Problem to solve:
Copy each line of the records that contains the word "legend".

Provided entries:
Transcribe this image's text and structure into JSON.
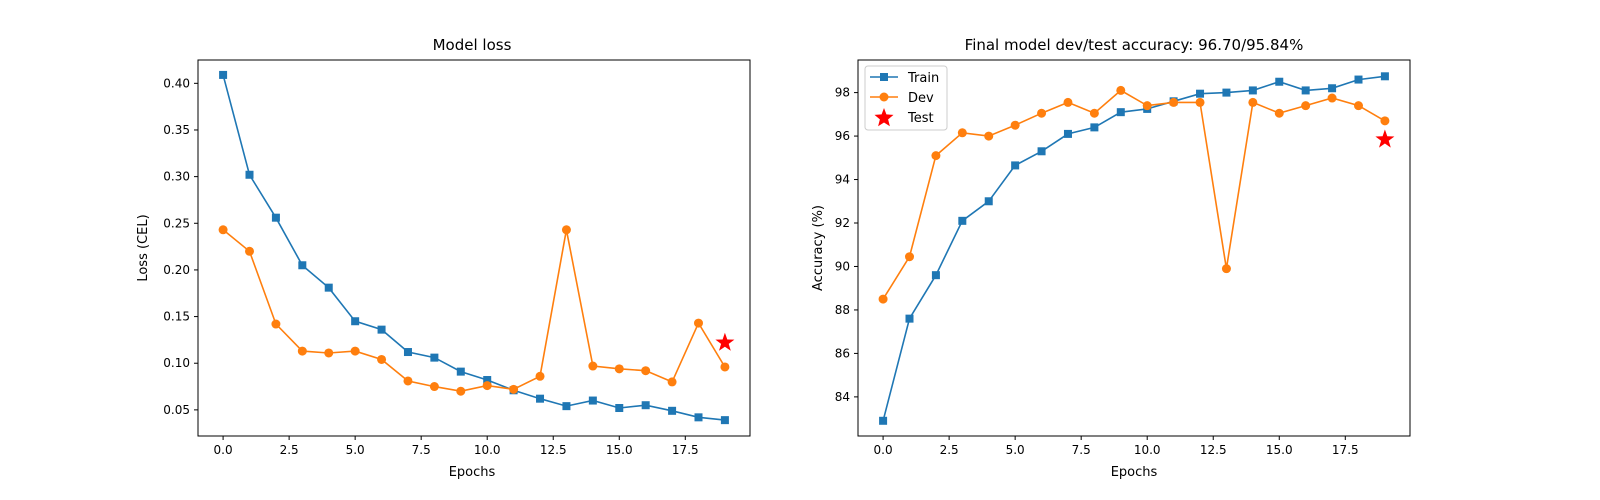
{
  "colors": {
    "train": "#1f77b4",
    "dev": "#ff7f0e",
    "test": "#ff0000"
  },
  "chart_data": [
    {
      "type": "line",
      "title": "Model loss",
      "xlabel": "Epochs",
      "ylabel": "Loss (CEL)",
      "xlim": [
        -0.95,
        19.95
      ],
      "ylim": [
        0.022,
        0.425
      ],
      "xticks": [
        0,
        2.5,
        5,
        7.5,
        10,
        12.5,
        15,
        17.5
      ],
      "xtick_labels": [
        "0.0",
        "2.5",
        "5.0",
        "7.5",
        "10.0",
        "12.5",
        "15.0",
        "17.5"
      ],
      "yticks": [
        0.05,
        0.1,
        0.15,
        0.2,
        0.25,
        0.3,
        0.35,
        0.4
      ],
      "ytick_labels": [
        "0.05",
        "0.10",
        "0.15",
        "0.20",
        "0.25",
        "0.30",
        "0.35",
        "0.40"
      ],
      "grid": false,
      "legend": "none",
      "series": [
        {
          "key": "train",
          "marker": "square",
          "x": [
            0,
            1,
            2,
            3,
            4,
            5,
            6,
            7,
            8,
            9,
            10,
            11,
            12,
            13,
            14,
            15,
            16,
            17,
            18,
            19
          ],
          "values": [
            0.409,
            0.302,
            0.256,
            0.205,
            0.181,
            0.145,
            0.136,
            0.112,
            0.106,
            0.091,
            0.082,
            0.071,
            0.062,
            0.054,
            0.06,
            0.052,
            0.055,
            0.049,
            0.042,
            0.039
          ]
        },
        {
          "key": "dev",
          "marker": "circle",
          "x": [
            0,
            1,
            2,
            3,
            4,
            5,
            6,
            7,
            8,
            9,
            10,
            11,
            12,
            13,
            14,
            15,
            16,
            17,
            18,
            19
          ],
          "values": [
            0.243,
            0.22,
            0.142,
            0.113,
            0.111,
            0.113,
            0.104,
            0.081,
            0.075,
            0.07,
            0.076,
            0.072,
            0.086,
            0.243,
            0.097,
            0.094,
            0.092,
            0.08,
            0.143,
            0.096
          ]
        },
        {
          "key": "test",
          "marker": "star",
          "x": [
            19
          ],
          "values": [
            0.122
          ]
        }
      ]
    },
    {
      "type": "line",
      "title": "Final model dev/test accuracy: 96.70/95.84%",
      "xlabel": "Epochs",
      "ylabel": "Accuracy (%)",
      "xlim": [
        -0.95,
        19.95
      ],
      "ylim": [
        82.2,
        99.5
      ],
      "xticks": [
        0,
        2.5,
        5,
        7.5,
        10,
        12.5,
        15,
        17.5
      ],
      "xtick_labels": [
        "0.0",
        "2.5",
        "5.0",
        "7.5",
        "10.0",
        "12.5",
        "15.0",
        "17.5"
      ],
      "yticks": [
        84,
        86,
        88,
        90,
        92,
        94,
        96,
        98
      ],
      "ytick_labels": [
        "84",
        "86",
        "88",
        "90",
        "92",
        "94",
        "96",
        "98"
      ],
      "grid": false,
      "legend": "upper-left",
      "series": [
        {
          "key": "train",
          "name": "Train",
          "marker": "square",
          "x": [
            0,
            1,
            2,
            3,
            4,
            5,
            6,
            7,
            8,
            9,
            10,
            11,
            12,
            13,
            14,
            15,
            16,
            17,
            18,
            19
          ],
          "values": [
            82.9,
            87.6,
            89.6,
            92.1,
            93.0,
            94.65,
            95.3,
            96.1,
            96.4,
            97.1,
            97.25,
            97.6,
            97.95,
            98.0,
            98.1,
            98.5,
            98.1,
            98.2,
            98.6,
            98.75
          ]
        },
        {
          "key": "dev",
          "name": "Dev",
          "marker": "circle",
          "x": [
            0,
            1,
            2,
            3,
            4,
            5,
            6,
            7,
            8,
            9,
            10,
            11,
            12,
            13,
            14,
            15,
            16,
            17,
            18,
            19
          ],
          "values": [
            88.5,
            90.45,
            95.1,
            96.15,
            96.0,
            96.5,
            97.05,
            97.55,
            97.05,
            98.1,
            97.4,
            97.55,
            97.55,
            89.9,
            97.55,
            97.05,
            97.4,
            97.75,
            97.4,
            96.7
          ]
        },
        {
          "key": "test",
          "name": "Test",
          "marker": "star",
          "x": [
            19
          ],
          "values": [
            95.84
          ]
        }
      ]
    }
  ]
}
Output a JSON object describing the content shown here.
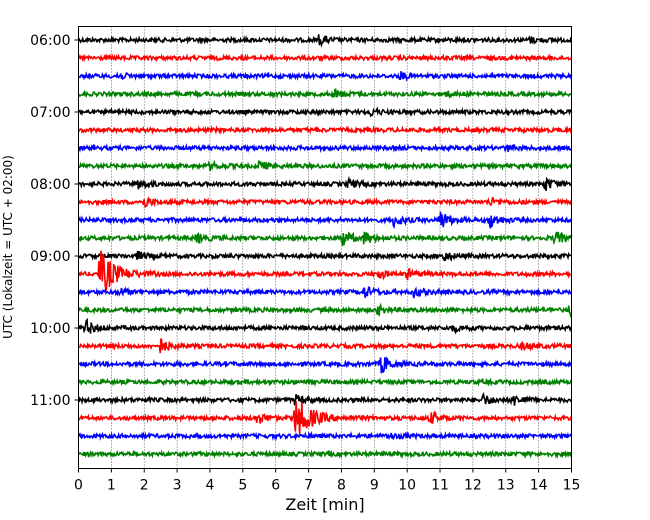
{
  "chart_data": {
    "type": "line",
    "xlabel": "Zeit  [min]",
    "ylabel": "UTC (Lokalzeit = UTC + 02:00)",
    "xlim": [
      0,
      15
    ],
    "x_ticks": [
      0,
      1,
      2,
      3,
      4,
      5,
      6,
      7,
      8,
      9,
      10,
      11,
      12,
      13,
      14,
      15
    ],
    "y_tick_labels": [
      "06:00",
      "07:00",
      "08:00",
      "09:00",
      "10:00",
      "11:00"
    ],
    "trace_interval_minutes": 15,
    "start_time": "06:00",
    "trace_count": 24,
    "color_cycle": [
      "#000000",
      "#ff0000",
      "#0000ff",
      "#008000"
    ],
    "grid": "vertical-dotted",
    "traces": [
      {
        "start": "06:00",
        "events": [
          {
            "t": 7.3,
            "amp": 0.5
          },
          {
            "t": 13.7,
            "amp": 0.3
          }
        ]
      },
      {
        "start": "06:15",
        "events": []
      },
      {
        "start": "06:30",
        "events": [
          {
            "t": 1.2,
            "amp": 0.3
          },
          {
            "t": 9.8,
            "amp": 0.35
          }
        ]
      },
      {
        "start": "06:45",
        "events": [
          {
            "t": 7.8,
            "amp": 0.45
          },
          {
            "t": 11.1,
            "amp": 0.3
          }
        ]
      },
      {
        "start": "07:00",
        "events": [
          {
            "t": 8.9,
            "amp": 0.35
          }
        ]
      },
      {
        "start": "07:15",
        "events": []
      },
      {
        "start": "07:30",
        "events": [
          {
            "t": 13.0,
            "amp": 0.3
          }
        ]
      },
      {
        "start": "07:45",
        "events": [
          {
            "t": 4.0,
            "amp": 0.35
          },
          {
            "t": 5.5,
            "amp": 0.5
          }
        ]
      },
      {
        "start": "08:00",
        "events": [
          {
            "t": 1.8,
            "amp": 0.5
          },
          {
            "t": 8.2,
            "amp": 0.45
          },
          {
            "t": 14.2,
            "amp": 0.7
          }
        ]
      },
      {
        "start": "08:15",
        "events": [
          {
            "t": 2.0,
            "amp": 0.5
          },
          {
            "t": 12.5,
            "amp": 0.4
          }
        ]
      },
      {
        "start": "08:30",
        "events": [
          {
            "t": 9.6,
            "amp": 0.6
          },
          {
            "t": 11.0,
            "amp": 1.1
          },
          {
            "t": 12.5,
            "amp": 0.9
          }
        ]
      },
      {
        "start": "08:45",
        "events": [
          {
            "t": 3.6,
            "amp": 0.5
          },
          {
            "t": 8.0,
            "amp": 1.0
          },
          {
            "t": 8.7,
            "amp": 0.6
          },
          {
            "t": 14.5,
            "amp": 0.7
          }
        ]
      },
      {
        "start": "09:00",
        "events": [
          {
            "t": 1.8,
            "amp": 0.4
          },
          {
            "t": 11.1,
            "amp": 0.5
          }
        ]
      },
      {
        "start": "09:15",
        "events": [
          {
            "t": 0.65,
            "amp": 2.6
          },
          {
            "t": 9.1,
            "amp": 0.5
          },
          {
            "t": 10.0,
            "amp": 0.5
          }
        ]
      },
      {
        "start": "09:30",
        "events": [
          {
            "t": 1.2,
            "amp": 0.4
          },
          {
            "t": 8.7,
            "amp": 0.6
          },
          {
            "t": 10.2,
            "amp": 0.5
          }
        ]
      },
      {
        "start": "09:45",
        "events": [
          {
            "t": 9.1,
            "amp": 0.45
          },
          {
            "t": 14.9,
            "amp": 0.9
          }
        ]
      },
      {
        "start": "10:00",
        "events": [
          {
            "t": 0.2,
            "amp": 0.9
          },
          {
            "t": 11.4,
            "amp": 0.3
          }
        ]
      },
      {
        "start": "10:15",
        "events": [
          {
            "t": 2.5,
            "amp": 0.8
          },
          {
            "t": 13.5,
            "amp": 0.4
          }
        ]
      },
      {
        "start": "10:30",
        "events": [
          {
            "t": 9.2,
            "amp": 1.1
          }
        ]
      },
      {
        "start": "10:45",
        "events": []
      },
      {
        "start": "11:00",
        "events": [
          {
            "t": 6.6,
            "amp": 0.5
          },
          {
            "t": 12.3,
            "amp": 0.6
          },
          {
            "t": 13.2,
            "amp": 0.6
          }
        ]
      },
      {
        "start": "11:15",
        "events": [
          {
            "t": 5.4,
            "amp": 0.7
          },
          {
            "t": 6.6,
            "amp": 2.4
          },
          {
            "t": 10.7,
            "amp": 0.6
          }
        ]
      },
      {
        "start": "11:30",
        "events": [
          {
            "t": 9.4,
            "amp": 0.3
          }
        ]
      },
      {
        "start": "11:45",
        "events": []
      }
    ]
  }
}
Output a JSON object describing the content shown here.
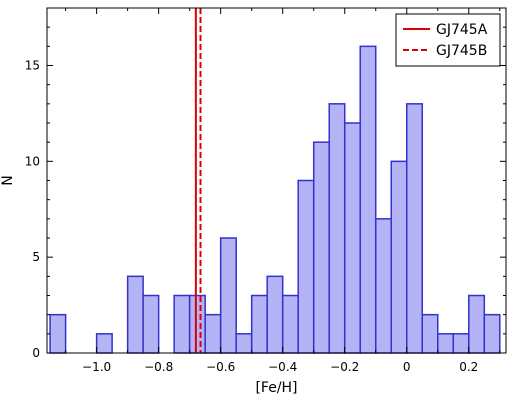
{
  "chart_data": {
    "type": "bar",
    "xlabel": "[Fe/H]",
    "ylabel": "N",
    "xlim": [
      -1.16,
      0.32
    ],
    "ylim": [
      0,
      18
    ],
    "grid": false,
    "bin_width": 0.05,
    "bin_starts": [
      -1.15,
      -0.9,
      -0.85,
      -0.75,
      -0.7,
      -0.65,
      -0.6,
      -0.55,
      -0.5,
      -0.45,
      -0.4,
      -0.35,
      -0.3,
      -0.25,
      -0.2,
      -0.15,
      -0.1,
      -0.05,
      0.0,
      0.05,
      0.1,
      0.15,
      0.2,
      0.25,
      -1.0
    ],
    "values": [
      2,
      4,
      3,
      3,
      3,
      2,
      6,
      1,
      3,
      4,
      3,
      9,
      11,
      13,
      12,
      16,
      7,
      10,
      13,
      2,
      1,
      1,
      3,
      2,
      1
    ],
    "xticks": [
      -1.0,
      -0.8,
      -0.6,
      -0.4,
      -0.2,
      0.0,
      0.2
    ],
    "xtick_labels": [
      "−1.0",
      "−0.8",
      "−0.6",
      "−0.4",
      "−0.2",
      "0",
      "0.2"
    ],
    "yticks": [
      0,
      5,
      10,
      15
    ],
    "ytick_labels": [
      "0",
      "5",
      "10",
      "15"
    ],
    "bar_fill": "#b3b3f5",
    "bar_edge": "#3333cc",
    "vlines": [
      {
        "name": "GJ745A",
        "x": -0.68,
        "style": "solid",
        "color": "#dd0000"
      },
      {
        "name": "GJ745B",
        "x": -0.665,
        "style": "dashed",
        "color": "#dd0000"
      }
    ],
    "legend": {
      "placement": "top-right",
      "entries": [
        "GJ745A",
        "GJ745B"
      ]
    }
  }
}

Solved exercise:
      "legend": "none",
      "legend": "upper-left",
    "legend": {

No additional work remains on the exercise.